> **DO THIS**: Search the records for "which". Copy every line where it appears.

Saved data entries
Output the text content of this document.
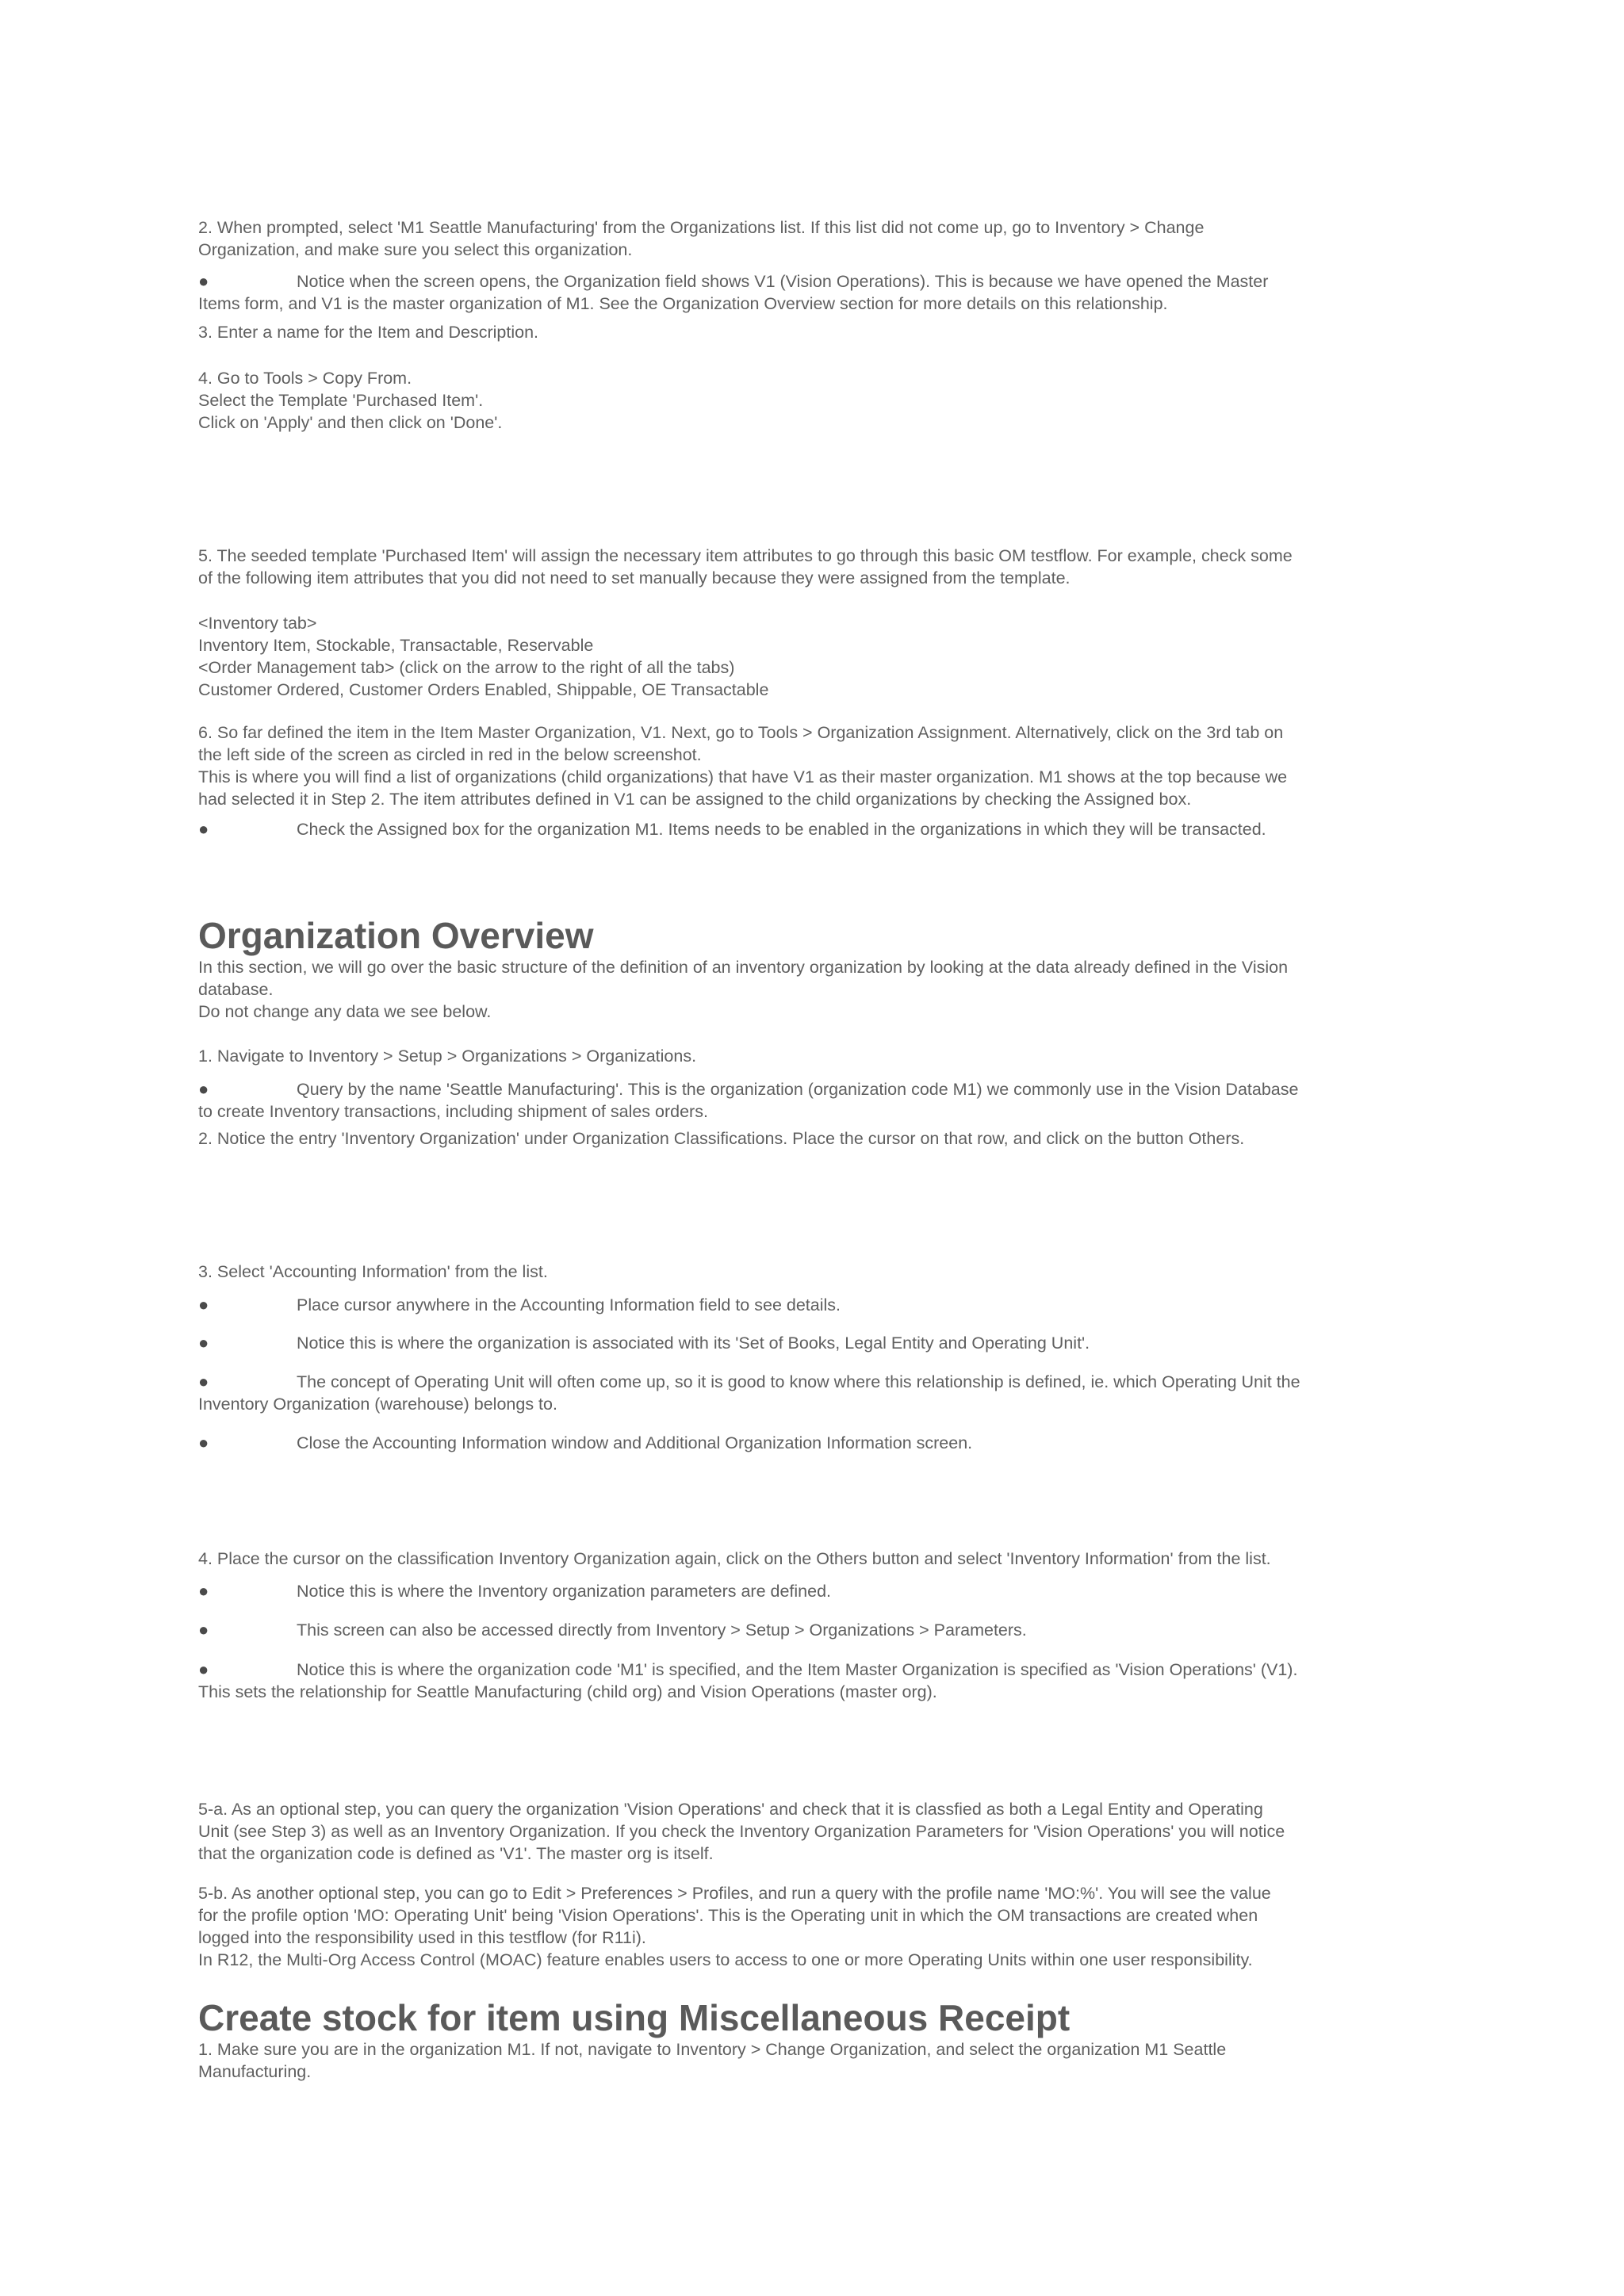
2. When prompted, select 'M1 Seattle Manufacturing' from the Organizations list. If this list did not come up, go to Inventory > Change
Organization, and make sure you select this organization.
●	Notice when the screen opens, the Organization field shows V1 (Vision Operations). This is because we have opened the Master
Items form, and V1 is the master organization of M1. See the Organization Overview section for more details on this relationship.
3. Enter a name for the Item and Description.
4. Go to Tools > Copy From.
Select the Template 'Purchased Item'.
Click on 'Apply' and then click on 'Done'.
5. The seeded template 'Purchased Item' will assign the necessary item attributes to go through this basic OM testflow. For example, check some
of the following item attributes that you did not need to set manually because they were assigned from the template.
<Inventory tab>
Inventory Item, Stockable, Transactable, Reservable
<Order Management tab> (click on the arrow to the right of all the tabs)
Customer Ordered, Customer Orders Enabled, Shippable, OE Transactable
6. So far defined the item in the Item Master Organization, V1. Next, go to Tools > Organization Assignment. Alternatively, click on the 3rd tab on
the left side of the screen as circled in red in the below screenshot.
This is where you will find a list of organizations (child organizations) that have V1 as their master organization. M1 shows at the top because we
had selected it in Step 2. The item attributes defined in V1 can be assigned to the child organizations by checking the Assigned box.
●	Check the Assigned box for the organization M1. Items needs to be enabled in the organizations in which they will be transacted.
Organization Overview
In this section, we will go over the basic structure of the definition of an inventory organization by looking at the data already defined in the Vision
database.
Do not change any data we see below.
1. Navigate to Inventory > Setup > Organizations > Organizations.
●	Query by the name 'Seattle Manufacturing'. This is the organization (organization code M1) we commonly use in the Vision Database
to create Inventory transactions, including shipment of sales orders.
2. Notice the entry 'Inventory Organization' under Organization Classifications. Place the cursor on that row, and click on the button Others.
3. Select 'Accounting Information' from the list.
●	Place cursor anywhere in the Accounting Information field to see details.
●	Notice this is where the organization is associated with its 'Set of Books, Legal Entity and Operating Unit'.
●	The concept of Operating Unit will often come up, so it is good to know where this relationship is defined, ie. which Operating Unit the
Inventory Organization (warehouse) belongs to.
●	Close the Accounting Information window and Additional Organization Information screen.
4. Place the cursor on the classification Inventory Organization again, click on the Others button and select 'Inventory Information' from the list.
●	Notice this is where the Inventory organization parameters are defined.
●	This screen can also be accessed directly from Inventory > Setup > Organizations > Parameters.
●	Notice this is where the organization code 'M1' is specified, and the Item Master Organization is specified as 'Vision Operations' (V1).
This sets the relationship for Seattle Manufacturing (child org) and Vision Operations (master org).
5-a. As an optional step, you can query the organization 'Vision Operations' and check that it is classfied as both a Legal Entity and Operating
Unit (see Step 3) as well as an Inventory Organization. If you check the Inventory Organization Parameters for 'Vision Operations' you will notice
that the organization code is defined as 'V1'. The master org is itself.
5-b. As another optional step, you can go to Edit > Preferences > Profiles, and run a query with the profile name 'MO:%'. You will see the value
for the profile option 'MO: Operating Unit' being 'Vision Operations'. This is the Operating unit in which the OM transactions are created when
logged into the responsibility used in this testflow (for R11i).
In R12, the Multi-Org Access Control (MOAC) feature enables users to access to one or more Operating Units within one user responsibility.
Create stock for item using Miscellaneous Receipt
1. Make sure you are in the organization M1. If not, navigate to Inventory > Change Organization, and select the organization M1 Seattle
Manufacturing.
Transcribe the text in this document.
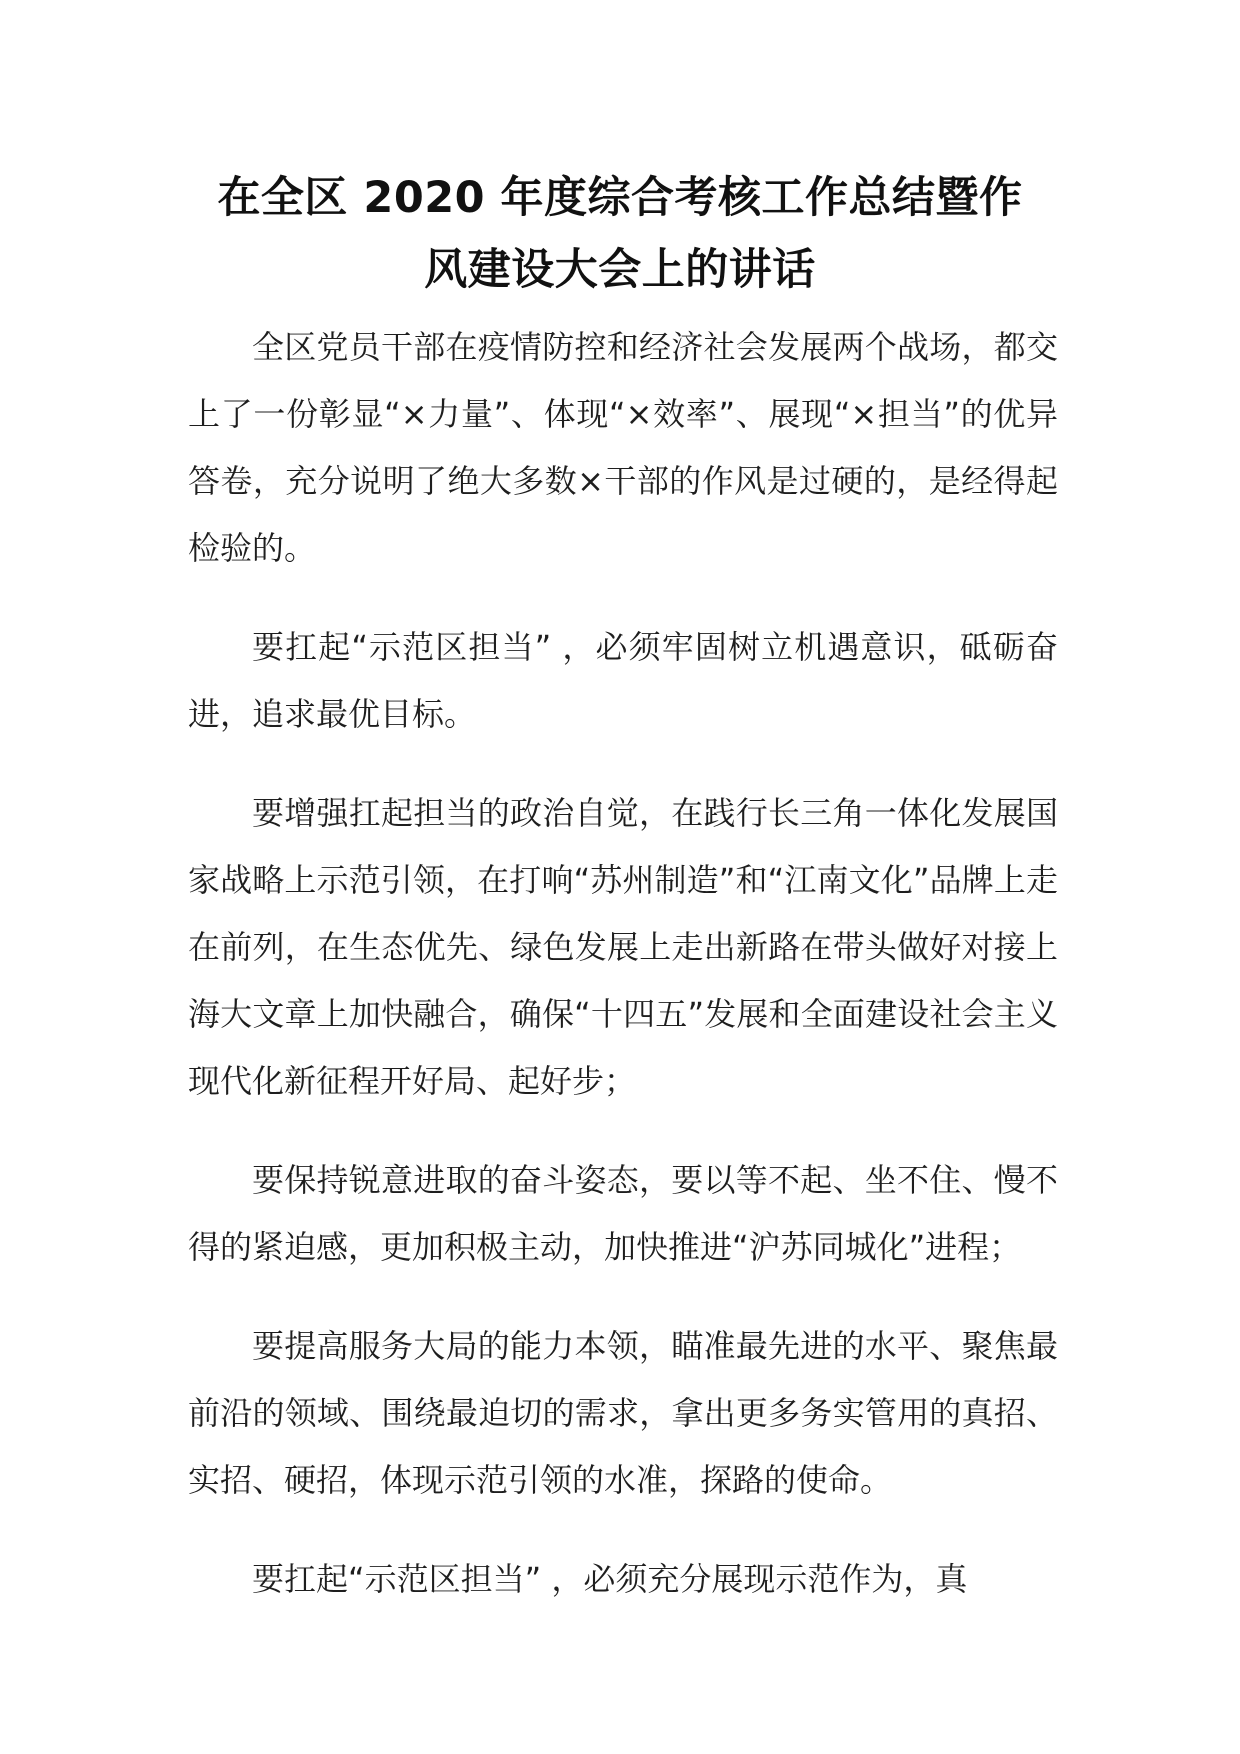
在全区 2020 年度综合考核工作总结暨作
风建设大会上的讲话

全区党员干部在疫情防控和经济社会发展两个战场，都交上了一份彰显“×力量”、体现“×效率”、展现“×担当”的优异答卷，充分说明了绝大多数×干部的作风是过硬的，是经得起检验的。

要扛起“示范区担当” ，必须牢固树立机遇意识，砥砺奋进，追求最优目标。

要增强扛起担当的政治自觉，在践行长三角一体化发展国家战略上示范引领，在打响“苏州制造”和“江南文化”品牌上走在前列，在生态优先、绿色发展上走出新路在带头做好对接上海大文章上加快融合，确保“十四五”发展和全面建设社会主义现代化新征程开好局、起好步；

要保持锐意进取的奋斗姿态，要以等不起、坐不住、慢不得的紧迫感，更加积极主动，加快推进“沪苏同城化”进程；

要提高服务大局的能力本领，瞄准最先进的水平、聚焦最前沿的领域、围绕最迫切的需求，拿出更多务实管用的真招、实招、硬招，体现示范引领的水准，探路的使命。

要扛起“示范区担当” ，必须充分展现示范作为，真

> **EXERCISE OUTPUT**:
●	Check the Assigned box for the organization M1. Items needs to be enabled in the organizations in which they will be transacted.
●	The concept of Operating Unit will often come up, so it is good to know where this relationship is defined, ie. which Operating Unit the
for the profile option 'MO: Operating Unit' being 'Vision Operations'. This is the Operating unit in which the OM transactions are created when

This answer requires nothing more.